- DIRECTION: Find the word "south" in the data. Return every line where it appears.

---- GIVEN ENTRIES

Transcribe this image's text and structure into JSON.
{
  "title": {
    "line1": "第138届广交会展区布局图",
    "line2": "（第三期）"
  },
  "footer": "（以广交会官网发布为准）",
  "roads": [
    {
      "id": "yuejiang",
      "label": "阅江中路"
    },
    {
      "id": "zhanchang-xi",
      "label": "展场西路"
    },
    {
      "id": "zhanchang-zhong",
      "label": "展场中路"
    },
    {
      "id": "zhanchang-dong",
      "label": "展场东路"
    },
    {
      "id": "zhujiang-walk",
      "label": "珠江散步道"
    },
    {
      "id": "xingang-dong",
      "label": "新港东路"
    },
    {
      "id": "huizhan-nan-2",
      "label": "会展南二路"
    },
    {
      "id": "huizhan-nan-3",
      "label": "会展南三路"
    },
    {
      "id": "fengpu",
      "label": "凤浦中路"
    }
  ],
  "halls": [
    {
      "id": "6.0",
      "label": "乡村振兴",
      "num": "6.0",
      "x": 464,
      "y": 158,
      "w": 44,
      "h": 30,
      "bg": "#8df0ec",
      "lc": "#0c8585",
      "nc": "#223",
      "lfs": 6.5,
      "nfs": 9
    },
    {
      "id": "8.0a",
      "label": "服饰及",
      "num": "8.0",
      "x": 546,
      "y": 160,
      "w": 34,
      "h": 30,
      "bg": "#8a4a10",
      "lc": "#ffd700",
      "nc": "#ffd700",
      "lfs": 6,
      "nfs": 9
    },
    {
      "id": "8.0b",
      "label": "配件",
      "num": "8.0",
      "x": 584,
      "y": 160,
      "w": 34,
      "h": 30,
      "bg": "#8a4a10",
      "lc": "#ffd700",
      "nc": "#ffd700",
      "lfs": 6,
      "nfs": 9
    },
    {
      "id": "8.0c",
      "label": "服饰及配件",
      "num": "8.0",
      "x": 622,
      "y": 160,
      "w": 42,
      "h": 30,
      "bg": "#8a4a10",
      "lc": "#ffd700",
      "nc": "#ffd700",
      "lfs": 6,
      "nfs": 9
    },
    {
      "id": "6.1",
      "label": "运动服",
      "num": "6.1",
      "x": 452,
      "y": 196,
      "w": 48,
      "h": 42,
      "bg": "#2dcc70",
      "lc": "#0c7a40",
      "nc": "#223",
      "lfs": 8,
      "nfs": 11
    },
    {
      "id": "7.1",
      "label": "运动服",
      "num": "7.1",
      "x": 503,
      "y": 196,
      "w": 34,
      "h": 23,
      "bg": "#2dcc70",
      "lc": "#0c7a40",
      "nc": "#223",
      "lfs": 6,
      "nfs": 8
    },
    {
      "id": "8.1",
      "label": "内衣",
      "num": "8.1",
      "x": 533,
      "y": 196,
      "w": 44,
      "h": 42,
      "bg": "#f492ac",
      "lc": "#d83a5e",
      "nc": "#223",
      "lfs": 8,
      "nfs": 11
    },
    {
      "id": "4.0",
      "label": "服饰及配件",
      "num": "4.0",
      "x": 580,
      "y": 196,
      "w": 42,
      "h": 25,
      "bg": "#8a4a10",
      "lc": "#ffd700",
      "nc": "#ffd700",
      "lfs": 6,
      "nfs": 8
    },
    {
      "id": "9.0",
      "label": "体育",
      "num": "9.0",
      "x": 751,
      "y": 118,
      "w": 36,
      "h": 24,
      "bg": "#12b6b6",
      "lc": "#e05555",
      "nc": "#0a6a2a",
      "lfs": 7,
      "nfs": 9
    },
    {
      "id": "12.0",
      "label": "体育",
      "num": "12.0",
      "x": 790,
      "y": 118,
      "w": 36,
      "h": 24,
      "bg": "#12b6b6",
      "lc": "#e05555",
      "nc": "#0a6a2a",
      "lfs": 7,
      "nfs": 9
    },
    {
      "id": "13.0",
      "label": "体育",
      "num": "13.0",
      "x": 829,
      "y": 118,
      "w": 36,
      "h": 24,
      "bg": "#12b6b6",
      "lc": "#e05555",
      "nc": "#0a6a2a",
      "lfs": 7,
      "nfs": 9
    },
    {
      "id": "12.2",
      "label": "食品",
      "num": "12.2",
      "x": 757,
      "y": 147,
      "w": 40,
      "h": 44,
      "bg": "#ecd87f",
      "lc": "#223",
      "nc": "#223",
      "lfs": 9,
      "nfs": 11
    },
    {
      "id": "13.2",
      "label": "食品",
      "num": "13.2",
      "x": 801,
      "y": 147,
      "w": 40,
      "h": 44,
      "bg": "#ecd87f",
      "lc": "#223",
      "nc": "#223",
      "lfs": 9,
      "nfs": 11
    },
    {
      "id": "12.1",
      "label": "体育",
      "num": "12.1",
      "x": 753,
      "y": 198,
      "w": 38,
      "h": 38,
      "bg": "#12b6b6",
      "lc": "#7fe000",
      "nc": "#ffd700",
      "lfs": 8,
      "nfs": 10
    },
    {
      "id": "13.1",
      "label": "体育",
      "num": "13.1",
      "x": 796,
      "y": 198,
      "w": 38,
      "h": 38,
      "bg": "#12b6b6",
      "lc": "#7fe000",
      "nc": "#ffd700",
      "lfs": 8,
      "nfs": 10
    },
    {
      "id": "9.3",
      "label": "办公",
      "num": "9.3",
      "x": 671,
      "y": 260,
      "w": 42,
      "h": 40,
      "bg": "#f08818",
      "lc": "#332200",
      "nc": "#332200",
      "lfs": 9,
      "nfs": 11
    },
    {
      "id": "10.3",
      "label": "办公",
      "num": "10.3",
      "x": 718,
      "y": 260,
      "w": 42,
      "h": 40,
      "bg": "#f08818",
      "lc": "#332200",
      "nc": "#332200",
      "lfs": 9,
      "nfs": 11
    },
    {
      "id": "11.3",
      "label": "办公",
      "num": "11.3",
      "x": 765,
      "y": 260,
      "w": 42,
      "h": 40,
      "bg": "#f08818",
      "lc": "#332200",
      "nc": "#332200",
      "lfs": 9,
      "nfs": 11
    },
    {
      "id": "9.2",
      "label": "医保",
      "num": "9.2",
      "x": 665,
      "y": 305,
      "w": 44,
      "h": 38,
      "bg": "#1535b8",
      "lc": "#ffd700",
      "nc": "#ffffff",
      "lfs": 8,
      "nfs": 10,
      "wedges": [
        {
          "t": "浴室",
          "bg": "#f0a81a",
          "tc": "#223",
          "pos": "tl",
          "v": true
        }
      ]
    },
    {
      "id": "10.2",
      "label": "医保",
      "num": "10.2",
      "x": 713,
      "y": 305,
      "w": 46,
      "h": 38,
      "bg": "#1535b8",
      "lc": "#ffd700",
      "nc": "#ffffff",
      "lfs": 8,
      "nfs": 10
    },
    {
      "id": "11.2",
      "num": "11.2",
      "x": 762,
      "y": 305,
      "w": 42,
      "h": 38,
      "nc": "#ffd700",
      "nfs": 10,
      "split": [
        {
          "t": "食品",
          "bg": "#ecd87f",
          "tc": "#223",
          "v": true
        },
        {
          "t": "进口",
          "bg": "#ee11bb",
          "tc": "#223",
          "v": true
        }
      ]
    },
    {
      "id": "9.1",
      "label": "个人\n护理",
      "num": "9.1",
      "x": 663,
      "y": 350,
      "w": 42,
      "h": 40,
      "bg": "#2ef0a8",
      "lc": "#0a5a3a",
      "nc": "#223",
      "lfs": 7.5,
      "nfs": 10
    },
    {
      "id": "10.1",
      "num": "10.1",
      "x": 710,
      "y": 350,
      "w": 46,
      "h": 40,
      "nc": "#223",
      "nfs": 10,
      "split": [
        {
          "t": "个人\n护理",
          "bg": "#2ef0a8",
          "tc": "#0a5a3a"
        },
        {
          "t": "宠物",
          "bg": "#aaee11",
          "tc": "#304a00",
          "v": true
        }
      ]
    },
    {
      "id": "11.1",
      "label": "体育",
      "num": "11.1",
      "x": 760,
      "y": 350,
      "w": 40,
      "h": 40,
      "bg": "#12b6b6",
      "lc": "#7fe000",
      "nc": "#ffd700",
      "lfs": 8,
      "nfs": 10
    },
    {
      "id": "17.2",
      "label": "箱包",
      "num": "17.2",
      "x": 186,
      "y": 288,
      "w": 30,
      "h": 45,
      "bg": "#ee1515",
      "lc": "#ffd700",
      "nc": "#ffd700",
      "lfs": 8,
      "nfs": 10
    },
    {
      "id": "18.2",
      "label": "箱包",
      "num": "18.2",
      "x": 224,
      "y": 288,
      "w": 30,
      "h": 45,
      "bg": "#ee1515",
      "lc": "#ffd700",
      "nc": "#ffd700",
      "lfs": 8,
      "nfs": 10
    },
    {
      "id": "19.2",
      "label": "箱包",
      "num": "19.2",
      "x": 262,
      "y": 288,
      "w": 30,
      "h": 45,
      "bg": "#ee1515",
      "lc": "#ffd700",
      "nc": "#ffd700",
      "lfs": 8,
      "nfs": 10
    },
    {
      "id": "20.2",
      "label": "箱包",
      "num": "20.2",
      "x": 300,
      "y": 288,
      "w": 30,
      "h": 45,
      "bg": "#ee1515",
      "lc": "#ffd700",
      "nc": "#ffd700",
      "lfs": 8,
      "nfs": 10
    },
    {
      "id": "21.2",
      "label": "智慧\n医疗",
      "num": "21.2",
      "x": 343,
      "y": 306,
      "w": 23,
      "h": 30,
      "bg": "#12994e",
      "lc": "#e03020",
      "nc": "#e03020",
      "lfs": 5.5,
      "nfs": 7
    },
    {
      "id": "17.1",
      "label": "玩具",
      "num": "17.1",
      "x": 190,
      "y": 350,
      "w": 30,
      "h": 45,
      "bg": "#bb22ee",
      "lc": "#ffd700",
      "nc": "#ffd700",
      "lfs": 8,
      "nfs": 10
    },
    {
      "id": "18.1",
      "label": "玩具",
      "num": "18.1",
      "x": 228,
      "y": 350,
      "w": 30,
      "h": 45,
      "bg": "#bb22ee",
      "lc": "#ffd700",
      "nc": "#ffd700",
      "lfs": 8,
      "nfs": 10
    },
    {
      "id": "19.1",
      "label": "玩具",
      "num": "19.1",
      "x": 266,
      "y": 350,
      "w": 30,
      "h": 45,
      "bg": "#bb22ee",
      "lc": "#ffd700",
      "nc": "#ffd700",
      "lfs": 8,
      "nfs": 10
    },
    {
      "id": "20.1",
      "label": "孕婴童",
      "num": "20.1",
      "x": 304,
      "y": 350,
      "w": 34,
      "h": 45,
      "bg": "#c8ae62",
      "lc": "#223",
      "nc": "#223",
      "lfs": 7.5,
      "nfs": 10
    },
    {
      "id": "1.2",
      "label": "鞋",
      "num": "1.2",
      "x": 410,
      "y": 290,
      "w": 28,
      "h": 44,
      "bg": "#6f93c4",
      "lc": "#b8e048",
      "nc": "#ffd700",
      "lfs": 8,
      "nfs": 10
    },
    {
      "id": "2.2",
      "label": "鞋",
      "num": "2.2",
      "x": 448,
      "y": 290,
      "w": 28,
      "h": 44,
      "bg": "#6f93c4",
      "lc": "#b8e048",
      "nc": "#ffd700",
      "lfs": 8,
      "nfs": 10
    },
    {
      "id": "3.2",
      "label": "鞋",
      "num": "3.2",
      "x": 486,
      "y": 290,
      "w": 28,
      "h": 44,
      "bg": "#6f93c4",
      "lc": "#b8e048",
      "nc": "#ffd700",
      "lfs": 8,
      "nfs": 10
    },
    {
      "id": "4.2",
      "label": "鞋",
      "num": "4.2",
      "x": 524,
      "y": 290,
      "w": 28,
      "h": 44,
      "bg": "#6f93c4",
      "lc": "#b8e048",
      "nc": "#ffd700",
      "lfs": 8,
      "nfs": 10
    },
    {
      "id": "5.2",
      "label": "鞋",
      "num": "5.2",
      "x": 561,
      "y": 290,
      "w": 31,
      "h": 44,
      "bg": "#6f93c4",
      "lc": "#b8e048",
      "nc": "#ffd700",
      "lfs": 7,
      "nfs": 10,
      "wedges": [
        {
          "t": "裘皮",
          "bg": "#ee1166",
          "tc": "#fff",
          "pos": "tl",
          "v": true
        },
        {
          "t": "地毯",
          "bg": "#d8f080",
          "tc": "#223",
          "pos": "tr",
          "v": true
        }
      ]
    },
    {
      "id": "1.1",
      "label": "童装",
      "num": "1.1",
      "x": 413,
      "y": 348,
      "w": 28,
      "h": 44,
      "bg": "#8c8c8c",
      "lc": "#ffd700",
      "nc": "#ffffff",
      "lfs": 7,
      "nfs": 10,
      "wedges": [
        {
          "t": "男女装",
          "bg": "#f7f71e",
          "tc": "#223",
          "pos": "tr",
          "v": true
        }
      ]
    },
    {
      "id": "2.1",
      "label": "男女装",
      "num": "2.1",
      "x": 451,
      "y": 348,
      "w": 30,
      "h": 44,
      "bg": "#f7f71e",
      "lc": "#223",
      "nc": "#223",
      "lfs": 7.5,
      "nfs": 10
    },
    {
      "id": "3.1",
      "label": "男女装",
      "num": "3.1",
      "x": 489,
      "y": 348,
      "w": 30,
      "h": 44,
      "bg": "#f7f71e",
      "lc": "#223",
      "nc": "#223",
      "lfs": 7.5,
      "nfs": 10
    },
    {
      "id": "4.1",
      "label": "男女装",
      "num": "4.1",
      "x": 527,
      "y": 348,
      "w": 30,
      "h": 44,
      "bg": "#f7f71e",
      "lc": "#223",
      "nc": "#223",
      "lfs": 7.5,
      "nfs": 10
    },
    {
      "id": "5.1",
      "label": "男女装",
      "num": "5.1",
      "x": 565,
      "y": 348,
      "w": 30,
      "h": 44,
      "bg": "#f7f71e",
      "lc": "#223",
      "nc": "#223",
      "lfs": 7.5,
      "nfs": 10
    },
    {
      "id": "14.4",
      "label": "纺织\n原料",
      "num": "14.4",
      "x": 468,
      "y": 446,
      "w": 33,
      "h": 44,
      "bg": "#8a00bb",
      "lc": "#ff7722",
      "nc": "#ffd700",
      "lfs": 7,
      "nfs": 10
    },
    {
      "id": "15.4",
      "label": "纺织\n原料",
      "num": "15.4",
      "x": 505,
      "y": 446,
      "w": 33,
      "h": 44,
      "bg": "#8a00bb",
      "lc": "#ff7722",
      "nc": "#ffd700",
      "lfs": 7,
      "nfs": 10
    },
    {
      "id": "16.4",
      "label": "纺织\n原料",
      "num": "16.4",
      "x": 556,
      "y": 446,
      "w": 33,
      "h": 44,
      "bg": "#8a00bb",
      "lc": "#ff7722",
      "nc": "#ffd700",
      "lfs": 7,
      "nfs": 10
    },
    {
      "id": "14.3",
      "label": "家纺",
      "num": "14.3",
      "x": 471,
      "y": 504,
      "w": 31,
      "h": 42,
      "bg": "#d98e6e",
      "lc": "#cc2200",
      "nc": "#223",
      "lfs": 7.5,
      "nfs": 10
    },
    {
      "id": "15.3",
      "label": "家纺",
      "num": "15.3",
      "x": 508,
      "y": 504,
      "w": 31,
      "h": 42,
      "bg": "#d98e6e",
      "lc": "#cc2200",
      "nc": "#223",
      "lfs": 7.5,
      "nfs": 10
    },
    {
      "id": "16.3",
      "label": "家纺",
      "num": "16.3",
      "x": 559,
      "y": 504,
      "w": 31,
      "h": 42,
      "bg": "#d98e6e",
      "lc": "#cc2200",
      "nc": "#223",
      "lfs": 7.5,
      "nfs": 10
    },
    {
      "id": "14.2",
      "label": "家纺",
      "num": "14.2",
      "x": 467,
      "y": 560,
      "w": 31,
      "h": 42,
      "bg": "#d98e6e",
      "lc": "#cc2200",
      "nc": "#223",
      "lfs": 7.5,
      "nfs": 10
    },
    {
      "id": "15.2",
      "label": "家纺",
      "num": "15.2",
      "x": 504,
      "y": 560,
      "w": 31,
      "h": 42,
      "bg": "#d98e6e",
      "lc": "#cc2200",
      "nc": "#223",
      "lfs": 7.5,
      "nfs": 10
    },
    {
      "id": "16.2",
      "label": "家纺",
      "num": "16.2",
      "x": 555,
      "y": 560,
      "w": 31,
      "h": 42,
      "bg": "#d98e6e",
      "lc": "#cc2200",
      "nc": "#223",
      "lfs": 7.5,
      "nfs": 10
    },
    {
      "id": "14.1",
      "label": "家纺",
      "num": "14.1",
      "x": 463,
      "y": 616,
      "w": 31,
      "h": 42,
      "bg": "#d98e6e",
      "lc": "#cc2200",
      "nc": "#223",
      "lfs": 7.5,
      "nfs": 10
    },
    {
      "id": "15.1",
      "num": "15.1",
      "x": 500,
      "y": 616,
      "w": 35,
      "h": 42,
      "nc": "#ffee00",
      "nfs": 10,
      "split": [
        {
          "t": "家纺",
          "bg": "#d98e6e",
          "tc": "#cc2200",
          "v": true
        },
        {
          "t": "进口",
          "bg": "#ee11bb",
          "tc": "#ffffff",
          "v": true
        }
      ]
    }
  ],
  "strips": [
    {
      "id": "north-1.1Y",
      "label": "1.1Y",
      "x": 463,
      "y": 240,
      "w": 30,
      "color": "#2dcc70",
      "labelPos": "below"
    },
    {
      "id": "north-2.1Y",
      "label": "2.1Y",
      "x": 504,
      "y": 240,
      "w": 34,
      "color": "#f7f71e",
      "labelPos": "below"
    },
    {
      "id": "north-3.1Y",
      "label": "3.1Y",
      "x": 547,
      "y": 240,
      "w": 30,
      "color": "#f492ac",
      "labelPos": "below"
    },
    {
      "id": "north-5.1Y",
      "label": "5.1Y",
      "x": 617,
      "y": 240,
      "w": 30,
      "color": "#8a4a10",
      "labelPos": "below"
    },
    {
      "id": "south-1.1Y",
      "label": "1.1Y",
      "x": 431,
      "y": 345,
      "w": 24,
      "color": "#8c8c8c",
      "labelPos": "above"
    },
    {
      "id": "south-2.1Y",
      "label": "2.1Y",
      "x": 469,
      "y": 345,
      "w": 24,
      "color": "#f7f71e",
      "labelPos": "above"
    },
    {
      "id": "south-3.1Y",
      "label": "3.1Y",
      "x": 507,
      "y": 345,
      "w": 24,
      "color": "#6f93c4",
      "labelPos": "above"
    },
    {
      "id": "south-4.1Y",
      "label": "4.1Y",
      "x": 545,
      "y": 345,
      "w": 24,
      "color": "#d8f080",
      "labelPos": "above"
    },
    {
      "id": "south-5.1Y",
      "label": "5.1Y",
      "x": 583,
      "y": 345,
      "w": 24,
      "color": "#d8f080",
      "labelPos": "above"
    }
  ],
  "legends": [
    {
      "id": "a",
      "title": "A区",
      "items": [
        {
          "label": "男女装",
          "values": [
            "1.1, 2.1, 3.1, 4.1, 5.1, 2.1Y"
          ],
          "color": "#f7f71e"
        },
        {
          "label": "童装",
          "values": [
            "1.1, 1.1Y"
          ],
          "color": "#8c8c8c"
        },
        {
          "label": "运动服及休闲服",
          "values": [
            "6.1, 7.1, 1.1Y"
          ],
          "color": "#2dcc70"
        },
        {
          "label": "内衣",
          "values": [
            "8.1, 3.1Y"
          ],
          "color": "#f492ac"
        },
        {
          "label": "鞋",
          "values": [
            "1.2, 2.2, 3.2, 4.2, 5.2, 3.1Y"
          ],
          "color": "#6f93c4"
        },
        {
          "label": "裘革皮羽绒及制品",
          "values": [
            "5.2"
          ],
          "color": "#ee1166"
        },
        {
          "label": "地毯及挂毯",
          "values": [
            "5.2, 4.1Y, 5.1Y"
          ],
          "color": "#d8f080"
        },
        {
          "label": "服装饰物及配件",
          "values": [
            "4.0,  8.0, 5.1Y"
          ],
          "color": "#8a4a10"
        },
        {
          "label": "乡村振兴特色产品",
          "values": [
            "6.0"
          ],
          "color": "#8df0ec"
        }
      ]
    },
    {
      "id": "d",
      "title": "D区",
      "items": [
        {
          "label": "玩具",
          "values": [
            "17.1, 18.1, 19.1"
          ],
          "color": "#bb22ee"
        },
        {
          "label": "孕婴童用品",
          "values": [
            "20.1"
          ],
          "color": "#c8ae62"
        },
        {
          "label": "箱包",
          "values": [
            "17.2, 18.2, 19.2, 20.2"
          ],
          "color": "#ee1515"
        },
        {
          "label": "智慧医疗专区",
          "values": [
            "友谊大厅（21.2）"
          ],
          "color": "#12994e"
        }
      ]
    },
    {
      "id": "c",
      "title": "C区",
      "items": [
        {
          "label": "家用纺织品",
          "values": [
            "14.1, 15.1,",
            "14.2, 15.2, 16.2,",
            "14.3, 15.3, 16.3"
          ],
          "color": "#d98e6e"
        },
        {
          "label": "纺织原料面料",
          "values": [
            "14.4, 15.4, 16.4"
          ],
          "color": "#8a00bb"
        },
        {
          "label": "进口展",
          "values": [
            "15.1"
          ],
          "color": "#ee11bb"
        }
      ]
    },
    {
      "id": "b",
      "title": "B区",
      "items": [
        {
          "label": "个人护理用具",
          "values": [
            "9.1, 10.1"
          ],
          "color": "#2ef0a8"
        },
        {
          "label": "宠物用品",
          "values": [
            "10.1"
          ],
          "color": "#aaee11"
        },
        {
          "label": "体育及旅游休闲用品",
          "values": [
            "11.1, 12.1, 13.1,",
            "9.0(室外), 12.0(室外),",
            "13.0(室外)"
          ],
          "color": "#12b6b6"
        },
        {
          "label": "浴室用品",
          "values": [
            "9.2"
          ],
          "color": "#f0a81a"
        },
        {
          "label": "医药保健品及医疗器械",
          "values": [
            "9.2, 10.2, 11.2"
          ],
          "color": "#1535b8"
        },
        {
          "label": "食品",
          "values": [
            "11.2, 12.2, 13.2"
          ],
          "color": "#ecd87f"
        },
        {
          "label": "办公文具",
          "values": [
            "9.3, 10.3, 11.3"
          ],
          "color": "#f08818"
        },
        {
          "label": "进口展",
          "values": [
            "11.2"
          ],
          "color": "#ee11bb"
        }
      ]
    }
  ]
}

--------

- EXERCISE OUTPUT:
      "id": "south-1.1Y",
      "id": "south-2.1Y",
      "id": "south-3.1Y",
      "id": "south-4.1Y",
      "id": "south-5.1Y",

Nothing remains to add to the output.